──────── EXTRACTED MATERIAL

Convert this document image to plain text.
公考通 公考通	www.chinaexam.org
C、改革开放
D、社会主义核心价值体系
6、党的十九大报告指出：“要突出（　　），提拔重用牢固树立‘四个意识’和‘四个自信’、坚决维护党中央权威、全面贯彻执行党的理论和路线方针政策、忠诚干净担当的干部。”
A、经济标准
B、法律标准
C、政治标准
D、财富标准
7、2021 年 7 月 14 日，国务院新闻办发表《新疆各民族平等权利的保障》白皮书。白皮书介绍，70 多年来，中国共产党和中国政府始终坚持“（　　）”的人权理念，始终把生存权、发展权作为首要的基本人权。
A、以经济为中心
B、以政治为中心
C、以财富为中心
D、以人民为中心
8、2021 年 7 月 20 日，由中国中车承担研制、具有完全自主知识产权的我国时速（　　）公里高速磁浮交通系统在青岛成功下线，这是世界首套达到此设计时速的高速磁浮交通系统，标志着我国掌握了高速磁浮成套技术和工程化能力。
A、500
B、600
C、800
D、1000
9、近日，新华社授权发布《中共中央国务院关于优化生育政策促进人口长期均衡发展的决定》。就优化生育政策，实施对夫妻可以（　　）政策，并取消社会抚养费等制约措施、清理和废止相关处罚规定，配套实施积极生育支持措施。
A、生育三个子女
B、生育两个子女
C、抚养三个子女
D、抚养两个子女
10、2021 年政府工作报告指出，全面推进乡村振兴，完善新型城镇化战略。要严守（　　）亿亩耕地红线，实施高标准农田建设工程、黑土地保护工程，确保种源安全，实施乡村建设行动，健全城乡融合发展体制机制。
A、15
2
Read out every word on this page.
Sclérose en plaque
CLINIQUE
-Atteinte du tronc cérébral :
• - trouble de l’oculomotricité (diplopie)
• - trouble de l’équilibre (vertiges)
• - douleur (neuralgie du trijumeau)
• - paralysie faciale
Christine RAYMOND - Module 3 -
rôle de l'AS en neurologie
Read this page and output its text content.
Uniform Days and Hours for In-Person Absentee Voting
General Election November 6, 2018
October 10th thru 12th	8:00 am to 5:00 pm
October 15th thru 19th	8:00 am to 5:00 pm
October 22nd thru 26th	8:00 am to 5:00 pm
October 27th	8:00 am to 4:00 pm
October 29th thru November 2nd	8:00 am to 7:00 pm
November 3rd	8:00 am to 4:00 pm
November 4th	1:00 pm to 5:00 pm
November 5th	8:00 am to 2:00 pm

────────────────

From the "Read out every word on this page." line to the close of the listing, restate each line word for word.

Read out every word on this page.
Sclérose en plaque
CLINIQUE
-Atteinte du tronc cérébral :
• - trouble de l’oculomotricité (diplopie)
• - trouble de l’équilibre (vertiges)
• - douleur (neuralgie du trijumeau)
• - paralysie faciale
Christine RAYMOND - Module 3 -
rôle de l'AS en neurologie
Read this page and output its text content.
Uniform Days and Hours for In-Person Absentee Voting
General Election November 6, 2018
October 10th thru 12th	8:00 am to 5:00 pm
October 15th thru 19th	8:00 am to 5:00 pm
October 22nd thru 26th	8:00 am to 5:00 pm
October 27th	8:00 am to 4:00 pm
October 29th thru November 2nd	8:00 am to 7:00 pm
November 3rd	8:00 am to 4:00 pm
November 4th	1:00 pm to 5:00 pm
November 5th	8:00 am to 2:00 pm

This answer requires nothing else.